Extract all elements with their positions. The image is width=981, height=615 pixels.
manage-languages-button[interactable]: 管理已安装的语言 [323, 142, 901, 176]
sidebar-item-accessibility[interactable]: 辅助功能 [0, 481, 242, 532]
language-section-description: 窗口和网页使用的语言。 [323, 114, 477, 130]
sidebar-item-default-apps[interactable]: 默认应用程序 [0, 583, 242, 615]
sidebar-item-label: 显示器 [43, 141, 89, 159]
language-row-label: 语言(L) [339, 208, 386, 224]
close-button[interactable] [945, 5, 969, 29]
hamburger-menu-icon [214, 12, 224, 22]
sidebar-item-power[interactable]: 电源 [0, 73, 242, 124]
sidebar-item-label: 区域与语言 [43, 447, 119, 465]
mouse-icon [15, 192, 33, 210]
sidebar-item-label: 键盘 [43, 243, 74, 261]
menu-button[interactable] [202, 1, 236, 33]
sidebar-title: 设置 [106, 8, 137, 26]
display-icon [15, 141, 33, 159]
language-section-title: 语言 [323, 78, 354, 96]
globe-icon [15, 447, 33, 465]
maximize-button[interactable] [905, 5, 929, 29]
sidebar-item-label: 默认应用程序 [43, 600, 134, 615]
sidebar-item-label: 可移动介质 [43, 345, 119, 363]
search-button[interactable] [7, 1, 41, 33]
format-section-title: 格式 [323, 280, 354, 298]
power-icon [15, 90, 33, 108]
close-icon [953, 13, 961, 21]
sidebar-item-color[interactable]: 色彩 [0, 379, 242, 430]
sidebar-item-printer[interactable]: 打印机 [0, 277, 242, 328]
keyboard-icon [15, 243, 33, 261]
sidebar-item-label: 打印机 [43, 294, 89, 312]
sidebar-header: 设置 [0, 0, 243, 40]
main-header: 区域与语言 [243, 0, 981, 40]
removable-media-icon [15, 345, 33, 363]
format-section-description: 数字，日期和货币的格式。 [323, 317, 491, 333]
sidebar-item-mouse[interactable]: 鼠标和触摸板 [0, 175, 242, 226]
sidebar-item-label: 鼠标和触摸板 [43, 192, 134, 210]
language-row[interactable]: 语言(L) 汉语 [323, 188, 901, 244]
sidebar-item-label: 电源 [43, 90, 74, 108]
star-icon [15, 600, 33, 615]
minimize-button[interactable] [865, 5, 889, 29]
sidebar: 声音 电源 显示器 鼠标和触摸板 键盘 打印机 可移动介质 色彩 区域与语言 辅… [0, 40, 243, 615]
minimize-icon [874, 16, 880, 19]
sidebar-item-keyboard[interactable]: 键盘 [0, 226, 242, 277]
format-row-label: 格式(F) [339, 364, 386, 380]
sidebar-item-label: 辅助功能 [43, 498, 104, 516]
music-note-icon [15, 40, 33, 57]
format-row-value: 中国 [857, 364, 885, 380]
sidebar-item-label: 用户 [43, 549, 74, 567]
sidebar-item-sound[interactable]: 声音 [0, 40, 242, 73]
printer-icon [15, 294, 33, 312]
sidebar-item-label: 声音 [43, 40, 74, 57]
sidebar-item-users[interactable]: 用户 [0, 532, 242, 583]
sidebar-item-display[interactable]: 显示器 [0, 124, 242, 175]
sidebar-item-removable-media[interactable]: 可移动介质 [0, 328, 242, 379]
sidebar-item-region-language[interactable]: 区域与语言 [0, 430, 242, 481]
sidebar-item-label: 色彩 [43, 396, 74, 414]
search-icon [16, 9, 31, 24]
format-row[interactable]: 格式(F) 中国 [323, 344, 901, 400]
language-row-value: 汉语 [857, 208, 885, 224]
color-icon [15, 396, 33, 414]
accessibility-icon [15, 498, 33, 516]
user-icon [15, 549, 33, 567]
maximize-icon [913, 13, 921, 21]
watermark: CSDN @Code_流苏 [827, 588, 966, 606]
-*-
Exercise task: Quote every line of the records above word for word, without altering any character.

Answer to this task:
Extract all elements with their positions. The image is width=981, height=615 pixels.
manage-languages-button[interactable]: 管理已安装的语言 [323, 142, 901, 176]
sidebar-item-accessibility[interactable]: 辅助功能 [0, 481, 242, 532]
language-section-description: 窗口和网页使用的语言。 [323, 114, 477, 130]
sidebar-item-default-apps[interactable]: 默认应用程序 [0, 583, 242, 615]
sidebar-item-label: 显示器 [43, 141, 89, 159]
language-row-label: 语言(L) [339, 208, 386, 224]
close-button[interactable] [945, 5, 969, 29]
hamburger-menu-icon [214, 12, 224, 22]
sidebar-item-power[interactable]: 电源 [0, 73, 242, 124]
sidebar-item-label: 区域与语言 [43, 447, 119, 465]
mouse-icon [15, 192, 33, 210]
sidebar-item-label: 键盘 [43, 243, 74, 261]
menu-button[interactable] [202, 1, 236, 33]
sidebar-title: 设置 [106, 8, 137, 26]
display-icon [15, 141, 33, 159]
language-section-title: 语言 [323, 78, 354, 96]
globe-icon [15, 447, 33, 465]
maximize-button[interactable] [905, 5, 929, 29]
sidebar-item-label: 默认应用程序 [43, 600, 134, 615]
sidebar-item-label: 可移动介质 [43, 345, 119, 363]
search-button[interactable] [7, 1, 41, 33]
format-section-title: 格式 [323, 280, 354, 298]
power-icon [15, 90, 33, 108]
close-icon [953, 13, 961, 21]
sidebar-item-color[interactable]: 色彩 [0, 379, 242, 430]
sidebar-item-printer[interactable]: 打印机 [0, 277, 242, 328]
keyboard-icon [15, 243, 33, 261]
sidebar-item-label: 打印机 [43, 294, 89, 312]
sidebar-header: 设置 [0, 0, 243, 40]
main-header: 区域与语言 [243, 0, 981, 40]
removable-media-icon [15, 345, 33, 363]
format-section-description: 数字，日期和货币的格式。 [323, 317, 491, 333]
sidebar-item-mouse[interactable]: 鼠标和触摸板 [0, 175, 242, 226]
sidebar-item-label: 鼠标和触摸板 [43, 192, 134, 210]
language-row[interactable]: 语言(L) 汉语 [323, 188, 901, 244]
sidebar-item-label: 电源 [43, 90, 74, 108]
star-icon [15, 600, 33, 615]
minimize-button[interactable] [865, 5, 889, 29]
sidebar: 声音 电源 显示器 鼠标和触摸板 键盘 打印机 可移动介质 色彩 区域与语言 辅… [0, 40, 243, 615]
minimize-icon [874, 16, 880, 19]
sidebar-item-keyboard[interactable]: 键盘 [0, 226, 242, 277]
format-row-label: 格式(F) [339, 364, 386, 380]
sidebar-item-label: 辅助功能 [43, 498, 104, 516]
music-note-icon [15, 40, 33, 57]
format-row-value: 中国 [857, 364, 885, 380]
sidebar-item-label: 用户 [43, 549, 74, 567]
sidebar-item-sound[interactable]: 声音 [0, 40, 242, 73]
printer-icon [15, 294, 33, 312]
sidebar-item-label: 声音 [43, 40, 74, 57]
sidebar-item-users[interactable]: 用户 [0, 532, 242, 583]
sidebar-item-display[interactable]: 显示器 [0, 124, 242, 175]
sidebar-item-removable-media[interactable]: 可移动介质 [0, 328, 242, 379]
sidebar-item-region-language[interactable]: 区域与语言 [0, 430, 242, 481]
sidebar-item-label: 色彩 [43, 396, 74, 414]
search-icon [16, 9, 31, 24]
format-row[interactable]: 格式(F) 中国 [323, 344, 901, 400]
language-row-value: 汉语 [857, 208, 885, 224]
color-icon [15, 396, 33, 414]
accessibility-icon [15, 498, 33, 516]
user-icon [15, 549, 33, 567]
maximize-icon [913, 13, 921, 21]
watermark: CSDN @Code_流苏 [827, 588, 966, 606]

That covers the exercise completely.